Task directions » Retype the material that follows, keeping every word as it is.

Items »
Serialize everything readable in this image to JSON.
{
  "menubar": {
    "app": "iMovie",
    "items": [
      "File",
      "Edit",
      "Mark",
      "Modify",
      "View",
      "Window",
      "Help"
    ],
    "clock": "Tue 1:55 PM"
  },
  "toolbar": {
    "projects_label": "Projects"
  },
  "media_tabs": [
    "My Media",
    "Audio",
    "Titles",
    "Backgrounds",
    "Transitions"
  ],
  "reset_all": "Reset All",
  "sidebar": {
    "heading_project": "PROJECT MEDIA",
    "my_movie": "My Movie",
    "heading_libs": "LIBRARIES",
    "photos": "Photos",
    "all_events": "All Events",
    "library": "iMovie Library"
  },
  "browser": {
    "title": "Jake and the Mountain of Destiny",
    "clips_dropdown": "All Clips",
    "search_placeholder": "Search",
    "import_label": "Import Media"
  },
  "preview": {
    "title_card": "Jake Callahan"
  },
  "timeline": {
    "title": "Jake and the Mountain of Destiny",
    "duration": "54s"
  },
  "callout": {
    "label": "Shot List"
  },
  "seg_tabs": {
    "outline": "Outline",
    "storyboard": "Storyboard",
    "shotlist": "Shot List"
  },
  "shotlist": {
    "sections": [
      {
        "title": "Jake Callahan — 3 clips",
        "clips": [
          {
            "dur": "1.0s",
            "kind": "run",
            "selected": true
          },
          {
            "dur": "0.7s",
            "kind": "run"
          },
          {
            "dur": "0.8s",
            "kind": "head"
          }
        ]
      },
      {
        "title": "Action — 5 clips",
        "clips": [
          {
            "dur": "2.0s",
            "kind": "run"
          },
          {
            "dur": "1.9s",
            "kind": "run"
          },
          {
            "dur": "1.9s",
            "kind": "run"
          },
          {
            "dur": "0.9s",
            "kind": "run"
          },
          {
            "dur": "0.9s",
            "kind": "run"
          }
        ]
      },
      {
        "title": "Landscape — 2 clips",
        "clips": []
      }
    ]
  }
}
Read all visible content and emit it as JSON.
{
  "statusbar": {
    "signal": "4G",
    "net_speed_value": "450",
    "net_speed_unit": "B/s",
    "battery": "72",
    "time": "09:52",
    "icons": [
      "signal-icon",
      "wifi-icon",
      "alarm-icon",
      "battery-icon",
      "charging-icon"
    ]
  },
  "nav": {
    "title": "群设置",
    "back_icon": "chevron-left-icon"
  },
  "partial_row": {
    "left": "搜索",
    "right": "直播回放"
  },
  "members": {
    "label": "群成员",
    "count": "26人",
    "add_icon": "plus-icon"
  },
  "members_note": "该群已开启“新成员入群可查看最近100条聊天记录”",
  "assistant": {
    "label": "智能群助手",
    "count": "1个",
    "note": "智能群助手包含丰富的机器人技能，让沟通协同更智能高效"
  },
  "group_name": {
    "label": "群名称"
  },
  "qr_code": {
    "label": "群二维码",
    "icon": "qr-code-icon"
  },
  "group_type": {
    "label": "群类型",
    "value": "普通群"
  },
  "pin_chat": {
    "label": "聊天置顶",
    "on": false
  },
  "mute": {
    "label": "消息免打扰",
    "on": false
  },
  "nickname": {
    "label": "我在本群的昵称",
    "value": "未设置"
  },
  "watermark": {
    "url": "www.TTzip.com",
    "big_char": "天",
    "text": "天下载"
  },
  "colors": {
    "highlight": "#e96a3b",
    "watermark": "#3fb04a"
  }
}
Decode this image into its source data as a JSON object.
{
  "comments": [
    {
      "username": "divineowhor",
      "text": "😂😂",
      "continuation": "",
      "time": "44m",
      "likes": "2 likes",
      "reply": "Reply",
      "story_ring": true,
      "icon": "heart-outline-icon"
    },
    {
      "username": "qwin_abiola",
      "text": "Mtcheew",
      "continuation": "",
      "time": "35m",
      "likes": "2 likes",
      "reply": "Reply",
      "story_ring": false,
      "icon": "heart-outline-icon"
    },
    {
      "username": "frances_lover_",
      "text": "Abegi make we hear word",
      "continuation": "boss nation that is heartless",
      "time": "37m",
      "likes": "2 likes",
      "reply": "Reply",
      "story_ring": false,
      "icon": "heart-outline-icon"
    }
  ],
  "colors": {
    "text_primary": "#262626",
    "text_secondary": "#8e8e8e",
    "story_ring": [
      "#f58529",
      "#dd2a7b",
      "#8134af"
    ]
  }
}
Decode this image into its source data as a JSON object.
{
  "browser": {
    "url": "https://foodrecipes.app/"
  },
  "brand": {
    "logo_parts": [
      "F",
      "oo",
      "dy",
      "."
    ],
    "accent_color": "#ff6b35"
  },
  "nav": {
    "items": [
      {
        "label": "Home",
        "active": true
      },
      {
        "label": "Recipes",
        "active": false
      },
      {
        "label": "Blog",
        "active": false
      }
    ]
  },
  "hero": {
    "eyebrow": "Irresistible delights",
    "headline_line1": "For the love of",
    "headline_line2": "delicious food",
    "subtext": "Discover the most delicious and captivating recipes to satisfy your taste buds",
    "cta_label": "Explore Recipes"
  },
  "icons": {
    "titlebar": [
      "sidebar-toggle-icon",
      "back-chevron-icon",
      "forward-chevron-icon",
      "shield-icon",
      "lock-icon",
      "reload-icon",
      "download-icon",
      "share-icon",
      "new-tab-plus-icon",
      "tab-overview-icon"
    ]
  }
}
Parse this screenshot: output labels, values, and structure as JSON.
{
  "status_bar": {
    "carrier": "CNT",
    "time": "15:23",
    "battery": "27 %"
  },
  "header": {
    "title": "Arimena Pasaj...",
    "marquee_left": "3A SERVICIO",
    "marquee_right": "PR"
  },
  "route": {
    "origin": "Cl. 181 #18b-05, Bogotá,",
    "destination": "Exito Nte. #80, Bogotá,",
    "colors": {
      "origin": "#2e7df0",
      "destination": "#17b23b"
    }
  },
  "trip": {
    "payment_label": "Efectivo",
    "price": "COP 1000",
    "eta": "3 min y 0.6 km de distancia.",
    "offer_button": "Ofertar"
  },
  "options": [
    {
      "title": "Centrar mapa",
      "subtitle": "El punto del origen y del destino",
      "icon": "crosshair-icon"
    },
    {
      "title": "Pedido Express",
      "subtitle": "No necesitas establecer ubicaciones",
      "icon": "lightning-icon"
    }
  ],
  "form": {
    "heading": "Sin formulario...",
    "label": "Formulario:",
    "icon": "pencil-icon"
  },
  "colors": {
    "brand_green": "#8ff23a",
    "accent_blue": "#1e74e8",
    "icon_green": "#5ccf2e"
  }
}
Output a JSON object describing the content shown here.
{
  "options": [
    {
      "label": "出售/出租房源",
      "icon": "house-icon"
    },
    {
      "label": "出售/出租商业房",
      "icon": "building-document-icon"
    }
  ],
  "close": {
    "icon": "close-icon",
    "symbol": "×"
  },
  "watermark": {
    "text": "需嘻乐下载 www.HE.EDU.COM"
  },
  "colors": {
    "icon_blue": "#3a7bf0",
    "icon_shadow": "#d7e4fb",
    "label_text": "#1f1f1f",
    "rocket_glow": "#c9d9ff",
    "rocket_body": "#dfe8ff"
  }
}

Output »
Serialize everything readable in this image to JSON.
{
  "menubar": {
    "app": "iMovie",
    "items": [
      "File",
      "Edit",
      "Mark",
      "Modify",
      "View",
      "Window",
      "Help"
    ],
    "clock": "Tue 1:55 PM"
  },
  "toolbar": {
    "projects_label": "Projects"
  },
  "media_tabs": [
    "My Media",
    "Audio",
    "Titles",
    "Backgrounds",
    "Transitions"
  ],
  "reset_all": "Reset All",
  "sidebar": {
    "heading_project": "PROJECT MEDIA",
    "my_movie": "My Movie",
    "heading_libs": "LIBRARIES",
    "photos": "Photos",
    "all_events": "All Events",
    "library": "iMovie Library"
  },
  "browser": {
    "title": "Jake and the Mountain of Destiny",
    "clips_dropdown": "All Clips",
    "search_placeholder": "Search",
    "import_label": "Import Media"
  },
  "preview": {
    "title_card": "Jake Callahan"
  },
  "timeline": {
    "title": "Jake and the Mountain of Destiny",
    "duration": "54s"
  },
  "callout": {
    "label": "Shot List"
  },
  "seg_tabs": {
    "outline": "Outline",
    "storyboard": "Storyboard",
    "shotlist": "Shot List"
  },
  "shotlist": {
    "sections": [
      {
        "title": "Jake Callahan — 3 clips",
        "clips": [
          {
            "dur": "1.0s",
            "kind": "run",
            "selected": true
          },
          {
            "dur": "0.7s",
            "kind": "run"
          },
          {
            "dur": "0.8s",
            "kind": "head"
          }
        ]
      },
      {
        "title": "Action — 5 clips",
        "clips": [
          {
            "dur": "2.0s",
            "kind": "run"
          },
          {
            "dur": "1.9s",
            "kind": "run"
          },
          {
            "dur": "1.9s",
            "kind": "run"
          },
          {
            "dur": "0.9s",
            "kind": "run"
          },
          {
            "dur": "0.9s",
            "kind": "run"
          }
        ]
      },
      {
        "title": "Landscape — 2 clips",
        "clips": []
      }
    ]
  }
}
Read all visible content and emit it as JSON.
{
  "statusbar": {
    "signal": "4G",
    "net_speed_value": "450",
    "net_speed_unit": "B/s",
    "battery": "72",
    "time": "09:52",
    "icons": [
      "signal-icon",
      "wifi-icon",
      "alarm-icon",
      "battery-icon",
      "charging-icon"
    ]
  },
  "nav": {
    "title": "群设置",
    "back_icon": "chevron-left-icon"
  },
  "partial_row": {
    "left": "搜索",
    "right": "直播回放"
  },
  "members": {
    "label": "群成员",
    "count": "26人",
    "add_icon": "plus-icon"
  },
  "members_note": "该群已开启“新成员入群可查看最近100条聊天记录”",
  "assistant": {
    "label": "智能群助手",
    "count": "1个",
    "note": "智能群助手包含丰富的机器人技能，让沟通协同更智能高效"
  },
  "group_name": {
    "label": "群名称"
  },
  "qr_code": {
    "label": "群二维码",
    "icon": "qr-code-icon"
  },
  "group_type": {
    "label": "群类型",
    "value": "普通群"
  },
  "pin_chat": {
    "label": "聊天置顶",
    "on": false
  },
  "mute": {
    "label": "消息免打扰",
    "on": false
  },
  "nickname": {
    "label": "我在本群的昵称",
    "value": "未设置"
  },
  "watermark": {
    "url": "www.TTzip.com",
    "big_char": "天",
    "text": "天下载"
  },
  "colors": {
    "highlight": "#e96a3b",
    "watermark": "#3fb04a"
  }
}
Decode this image into its source data as a JSON object.
{
  "comments": [
    {
      "username": "divineowhor",
      "text": "😂😂",
      "continuation": "",
      "time": "44m",
      "likes": "2 likes",
      "reply": "Reply",
      "story_ring": true,
      "icon": "heart-outline-icon"
    },
    {
      "username": "qwin_abiola",
      "text": "Mtcheew",
      "continuation": "",
      "time": "35m",
      "likes": "2 likes",
      "reply": "Reply",
      "story_ring": false,
      "icon": "heart-outline-icon"
    },
    {
      "username": "frances_lover_",
      "text": "Abegi make we hear word",
      "continuation": "boss nation that is heartless",
      "time": "37m",
      "likes": "2 likes",
      "reply": "Reply",
      "story_ring": false,
      "icon": "heart-outline-icon"
    }
  ],
  "colors": {
    "text_primary": "#262626",
    "text_secondary": "#8e8e8e",
    "story_ring": [
      "#f58529",
      "#dd2a7b",
      "#8134af"
    ]
  }
}
Decode this image into its source data as a JSON object.
{
  "browser": {
    "url": "https://foodrecipes.app/"
  },
  "brand": {
    "logo_parts": [
      "F",
      "oo",
      "dy",
      "."
    ],
    "accent_color": "#ff6b35"
  },
  "nav": {
    "items": [
      {
        "label": "Home",
        "active": true
      },
      {
        "label": "Recipes",
        "active": false
      },
      {
        "label": "Blog",
        "active": false
      }
    ]
  },
  "hero": {
    "eyebrow": "Irresistible delights",
    "headline_line1": "For the love of",
    "headline_line2": "delicious food",
    "subtext": "Discover the most delicious and captivating recipes to satisfy your taste buds",
    "cta_label": "Explore Recipes"
  },
  "icons": {
    "titlebar": [
      "sidebar-toggle-icon",
      "back-chevron-icon",
      "forward-chevron-icon",
      "shield-icon",
      "lock-icon",
      "reload-icon",
      "download-icon",
      "share-icon",
      "new-tab-plus-icon",
      "tab-overview-icon"
    ]
  }
}
Parse this screenshot: output labels, values, and structure as JSON.
{
  "status_bar": {
    "carrier": "CNT",
    "time": "15:23",
    "battery": "27 %"
  },
  "header": {
    "title": "Arimena Pasaj...",
    "marquee_left": "3A SERVICIO",
    "marquee_right": "PR"
  },
  "route": {
    "origin": "Cl. 181 #18b-05, Bogotá,",
    "destination": "Exito Nte. #80, Bogotá,",
    "colors": {
      "origin": "#2e7df0",
      "destination": "#17b23b"
    }
  },
  "trip": {
    "payment_label": "Efectivo",
    "price": "COP 1000",
    "eta": "3 min y 0.6 km de distancia.",
    "offer_button": "Ofertar"
  },
  "options": [
    {
      "title": "Centrar mapa",
      "subtitle": "El punto del origen y del destino",
      "icon": "crosshair-icon"
    },
    {
      "title": "Pedido Express",
      "subtitle": "No necesitas establecer ubicaciones",
      "icon": "lightning-icon"
    }
  ],
  "form": {
    "heading": "Sin formulario...",
    "label": "Formulario:",
    "icon": "pencil-icon"
  },
  "colors": {
    "brand_green": "#8ff23a",
    "accent_blue": "#1e74e8",
    "icon_green": "#5ccf2e"
  }
}
Output a JSON object describing the content shown here.
{
  "options": [
    {
      "label": "出售/出租房源",
      "icon": "house-icon"
    },
    {
      "label": "出售/出租商业房",
      "icon": "building-document-icon"
    }
  ],
  "close": {
    "icon": "close-icon",
    "symbol": "×"
  },
  "watermark": {
    "text": "需嘻乐下载 www.HE.EDU.COM"
  },
  "colors": {
    "icon_blue": "#3a7bf0",
    "icon_shadow": "#d7e4fb",
    "label_text": "#1f1f1f",
    "rocket_glow": "#c9d9ff",
    "rocket_body": "#dfe8ff"
  }
}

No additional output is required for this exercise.